RECORDS FOR THIS TASK →

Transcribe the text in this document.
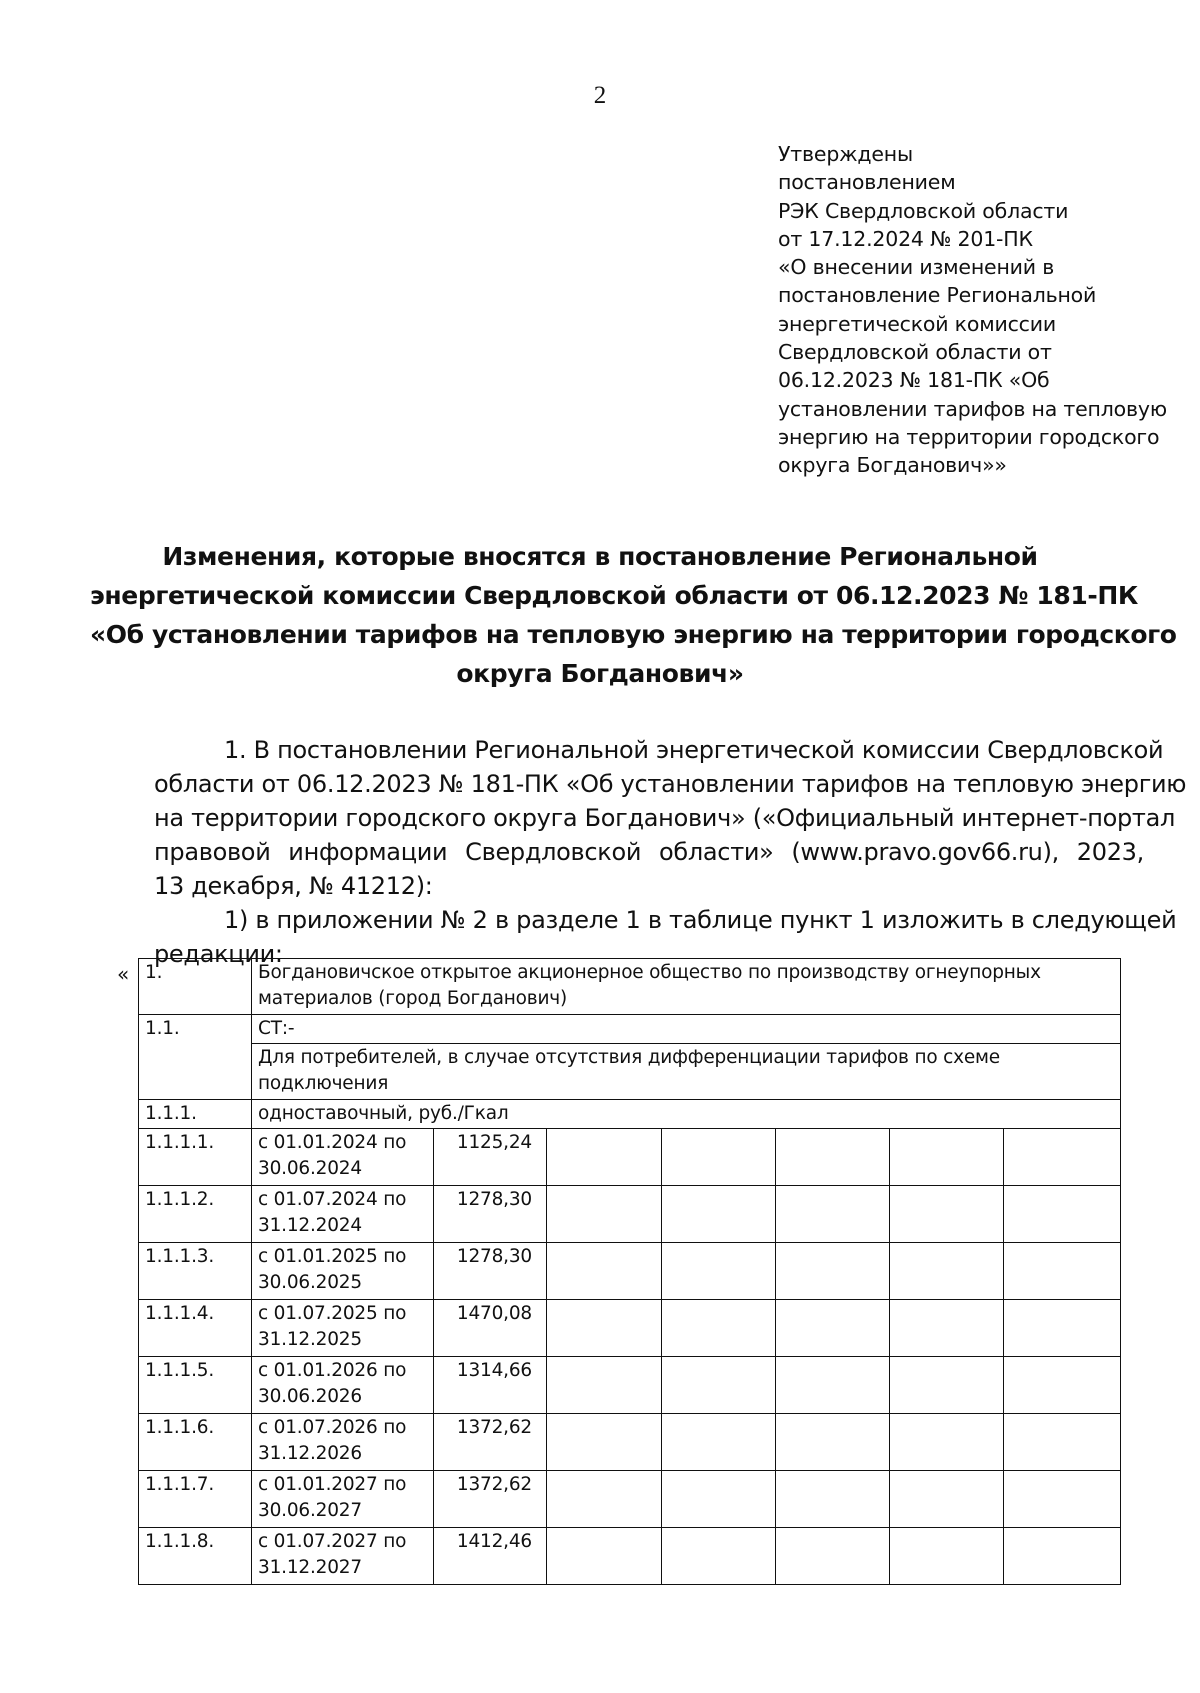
2
Утверждены
постановлением
РЭК Свердловской области
от 17.12.2024 № 201-ПК
«О внесении изменений в
постановление Региональной
энергетической комиссии
Свердловской области от
06.12.2023 № 181-ПК «Об
установлении тарифов на тепловую
энергию на территории городского
округа Богданович»»
Изменения, которые вносятся в постановление Региональной
энергетической комиссии Свердловской области от 06.12.2023 № 181-ПК
«Об установлении тарифов на тепловую энергию на территории городского
округа Богданович»
1. В постановлении Региональной энергетической комиссии Свердловской
области от 06.12.2023 № 181-ПК «Об установлении тарифов на тепловую энергию
на территории городского округа Богданович» («Официальный интернет-портал
правовой информации Свердловской области» (www.pravo.gov66.ru), 2023,
13 декабря, № 41212):
1) в приложении № 2 в разделе 1 в таблице пункт 1 изложить в следующей
редакции:
« 1.	Богдановичское открытое акционерное общество по производству огнеупорных материалов (город Богданович)						
1.1.	СТ:-						
	Для потребителей, в случае отсутствия дифференциации тарифов по схеме подключения						
1.1.1.	одноставочный, руб./Гкал						
1.1.1.1.	с 01.01.2024 по 30.06.2024	1125,24					
1.1.1.2.	с 01.07.2024 по 31.12.2024	1278,30					
1.1.1.3.	с 01.01.2025 по 30.06.2025	1278,30					
1.1.1.4.	с 01.07.2025 по 31.12.2025	1470,08					
1.1.1.5.	с 01.01.2026 по 30.06.2026	1314,66					
1.1.1.6.	с 01.07.2026 по 31.12.2026	1372,62					
1.1.1.7.	с 01.01.2027 по 30.06.2027	1372,62					
1.1.1.8.	с 01.07.2027 по 31.12.2027	1412,46					
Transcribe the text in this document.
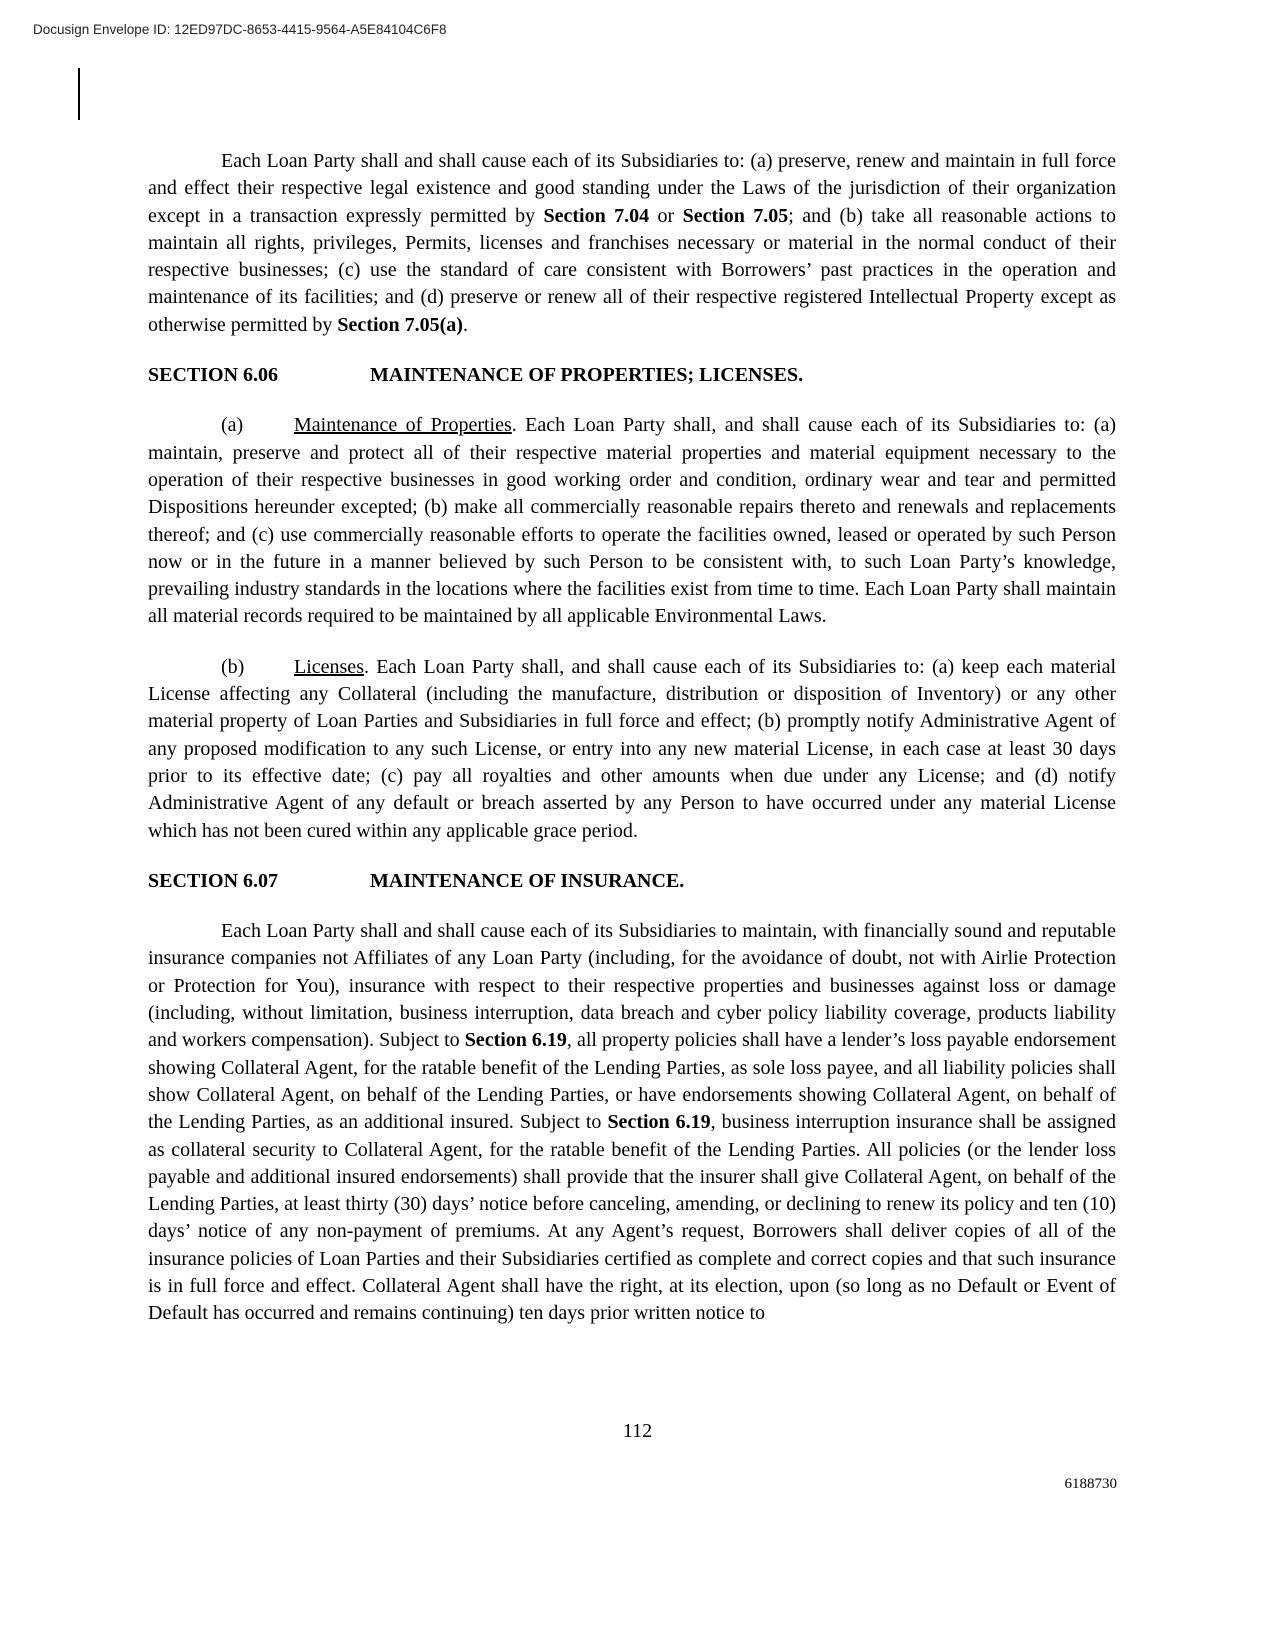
Docusign Envelope ID: 12ED97DC-8653-4415-9564-A5E84104C6F8

Each Loan Party shall and shall cause each of its Subsidiaries to: (a) preserve, renew and maintain in full force and effect their respective legal existence and good standing under the Laws of the jurisdiction of their organization except in a transaction expressly permitted by Section 7.04 or Section 7.05; and (b) take all reasonable actions to maintain all rights, privileges, Permits, licenses and franchises necessary or material in the normal conduct of their respective businesses; (c) use the standard of care consistent with Borrowers’ past practices in the operation and maintenance of its facilities; and (d) preserve or renew all of their respective registered Intellectual Property except as otherwise permitted by Section 7.05(a).

SECTION 6.06	MAINTENANCE OF PROPERTIES; LICENSES.

(a)	Maintenance of Properties. Each Loan Party shall, and shall cause each of its Subsidiaries to: (a) maintain, preserve and protect all of their respective material properties and material equipment necessary to the operation of their respective businesses in good working order and condition, ordinary wear and tear and permitted Dispositions hereunder excepted; (b) make all commercially reasonable repairs thereto and renewals and replacements thereof; and (c) use commercially reasonable efforts to operate the facilities owned, leased or operated by such Person now or in the future in a manner believed by such Person to be consistent with, to such Loan Party’s knowledge, prevailing industry standards in the locations where the facilities exist from time to time. Each Loan Party shall maintain all material records required to be maintained by all applicable Environmental Laws.

(b) Licenses. Each Loan Party shall, and shall cause each of its Subsidiaries to: (a) keep each material License affecting any Collateral (including the manufacture, distribution or disposition of Inventory) or any other material property of Loan Parties and Subsidiaries in full force and effect; (b) promptly notify Administrative Agent of any proposed modification to any such License, or entry into any new material License, in each case at least 30 days prior to its effective date; (c) pay all royalties and other amounts when due under any License; and (d) notify Administrative Agent of any default or breach asserted by any Person to have occurred under any material License which has not been cured within any applicable grace period.

SECTION 6.07	MAINTENANCE OF INSURANCE.

Each Loan Party shall and shall cause each of its Subsidiaries to maintain, with financially sound and reputable insurance companies not Affiliates of any Loan Party (including, for the avoidance of doubt, not with Airlie Protection or Protection for You), insurance with respect to their respective properties and businesses against loss or damage (including, without limitation, business interruption, data breach and cyber policy liability coverage, products liability and workers compensation). Subject to Section 6.19, all property policies shall have a lender’s loss payable endorsement showing Collateral Agent, for the ratable benefit of the Lending Parties, as sole loss payee, and all liability policies shall show Collateral Agent, on behalf of the Lending Parties, or have endorsements showing Collateral Agent, on behalf of the Lending Parties, as an additional insured. Subject to Section 6.19, business interruption insurance shall be assigned as collateral security to Collateral Agent, for the ratable benefit of the Lending Parties. All policies (or the lender loss payable and additional insured endorsements) shall provide that the insurer shall give Collateral Agent, on behalf of the Lending Parties, at least thirty (30) days’ notice before canceling, amending, or declining to renew its policy and ten (10) days’ notice of any non-payment of premiums. At any Agent’s request, Borrowers shall deliver copies of all of the insurance policies of Loan Parties and their Subsidiaries certified as complete and correct copies and that such insurance is in full force and effect. Collateral Agent shall have the right, at its election, upon (so long as no Default or Event of Default has occurred and remains continuing) ten days prior written notice to

112
6188730
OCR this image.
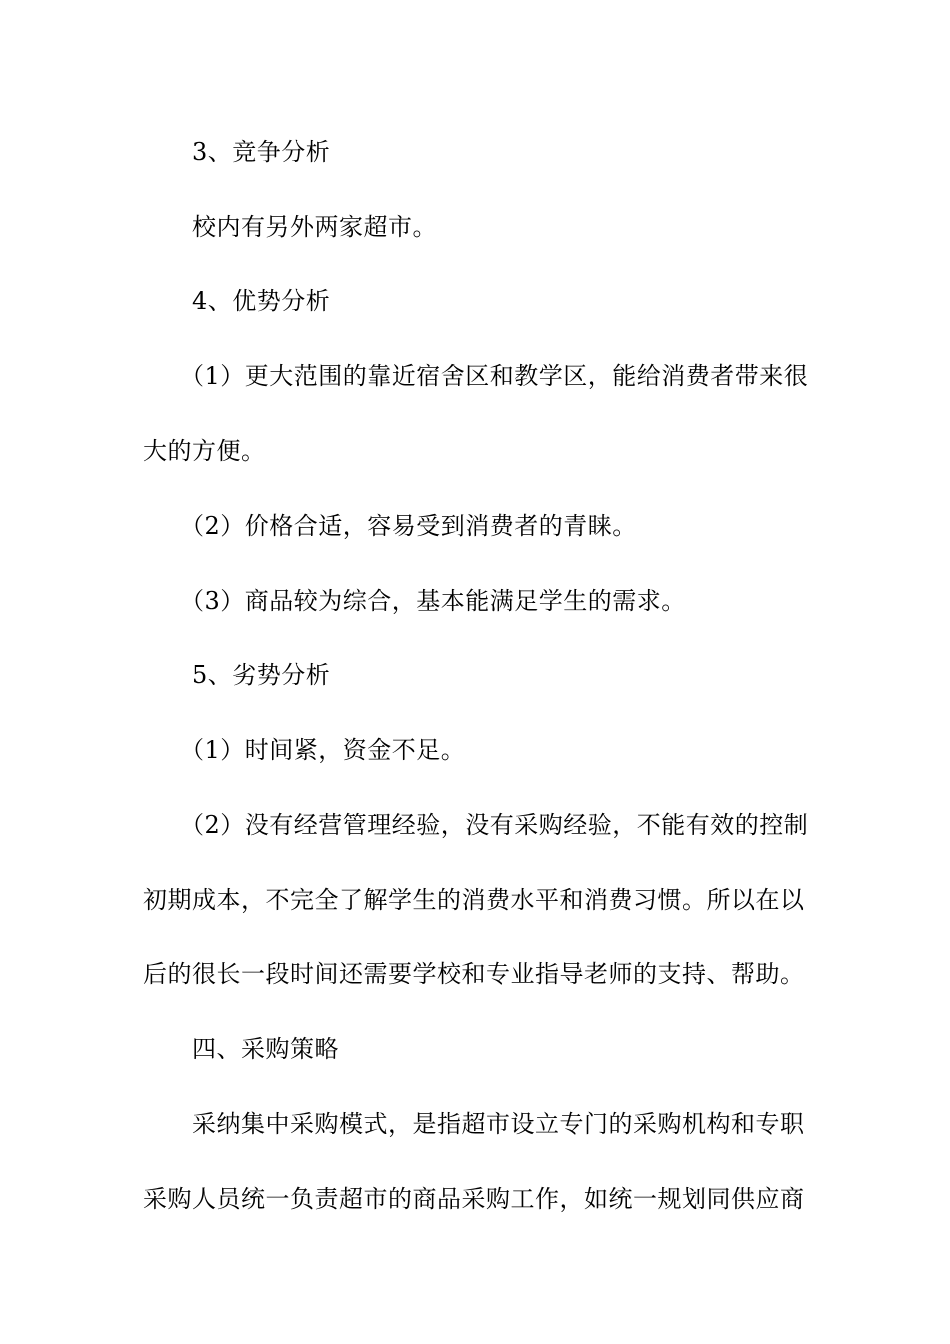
3、竞争分析
校内有另外两家超市。
4、优势分析
（1）更大范围的靠近宿舍区和教学区，能给消费者带来很
大的方便。
（2）价格合适，容易受到消费者的青睐。
（3）商品较为综合，基本能满足学生的需求。
5、劣势分析
（1）时间紧，资金不足。
（2）没有经营管理经验，没有采购经验，不能有效的控制
初期成本，不完全了解学生的消费水平和消费习惯。所以在以
后的很长一段时间还需要学校和专业指导老师的支持、帮助。
四、采购策略
采纳集中采购模式，是指超市设立专门的采购机构和专职
采购人员统一负责超市的商品采购工作，如统一规划同供应商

INSTRUCTIONS FOR THE TASK → State how many lines of the records above contain "установлении", with no words besides the number.

TASK RESPONSE → 3